— PROBLEM TO SOLVE —
Render the material again word for word, skipping the pictures in it.

[Records contained in a dataset]
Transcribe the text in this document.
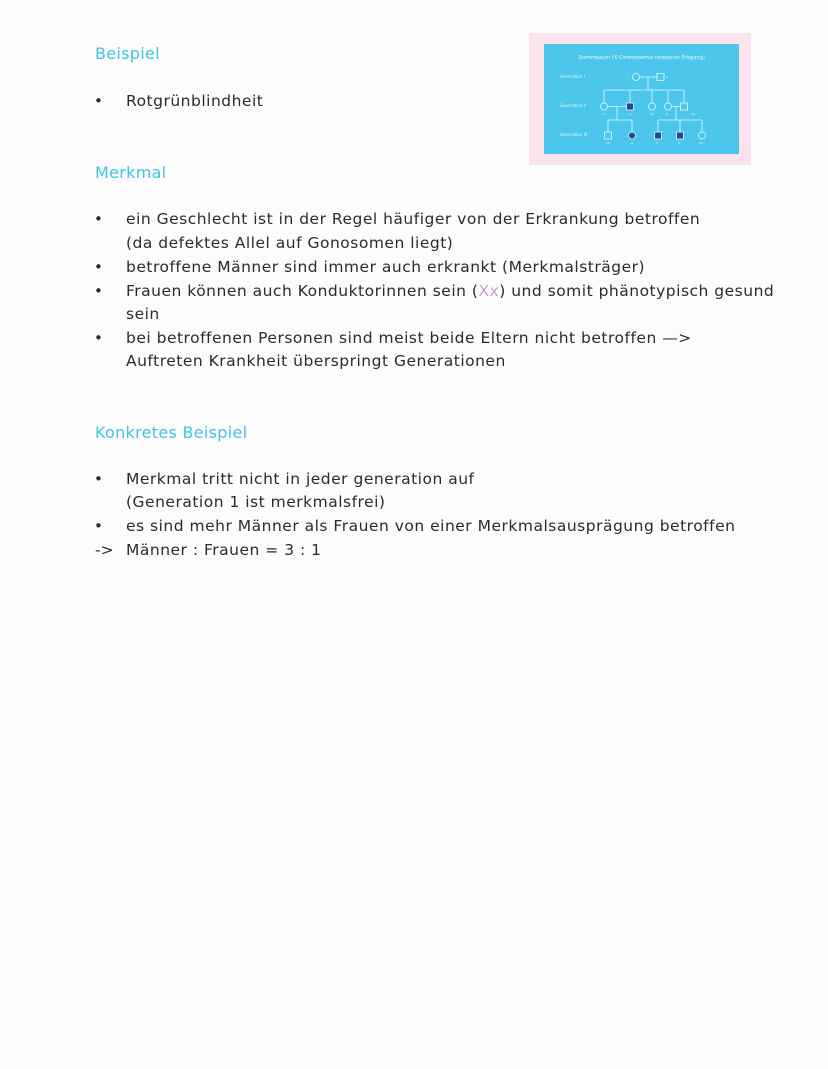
Beispiel
• Rotgrünblindheit
Stammbaum (X-Chromosomal rezessiver Erbgang)
Generation I
Generation II
Generation III
I	II
3	4	10	8	10
12	11	5	6	14
Merkmal
• ein Geschlecht ist in der Regel häufiger von der Erkrankung betroffen
(da defektes Allel auf Gonosomen liegt)
• betroffene Männer sind immer auch erkrankt (Merkmalsträger)
• Frauen können auch Konduktorinnen sein (Xx) und somit phänotypisch gesund
sein
• bei betroffenen Personen sind meist beide Eltern nicht betroffen —>
Auftreten Krankheit überspringt Generationen
Konkretes Beispiel
• Merkmal tritt nicht in jeder generation auf
(Generation 1 ist merkmalsfrei)
• es sind mehr Männer als Frauen von einer Merkmalsausprägung betroffen
-> Männer : Frauen = 3 : 1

— SOLUTION TO THIS TASK —
Transcribe the text in this document.
Beispiel
• Rotgrünblindheit
Stammbaum (X-Chromosomal rezessiver Erbgang)
Generation I
Generation II
Generation III
I	II
3	4	10	8	10
12	11	5	6	14
Merkmal
• ein Geschlecht ist in der Regel häufiger von der Erkrankung betroffen
(da defektes Allel auf Gonosomen liegt)
• betroffene Männer sind immer auch erkrankt (Merkmalsträger)
• Frauen können auch Konduktorinnen sein (Xx) und somit phänotypisch gesund
sein
• bei betroffenen Personen sind meist beide Eltern nicht betroffen —>
Auftreten Krankheit überspringt Generationen
Konkretes Beispiel
• Merkmal tritt nicht in jeder generation auf
(Generation 1 ist merkmalsfrei)
• es sind mehr Männer als Frauen von einer Merkmalsausprägung betroffen
-> Männer : Frauen = 3 : 1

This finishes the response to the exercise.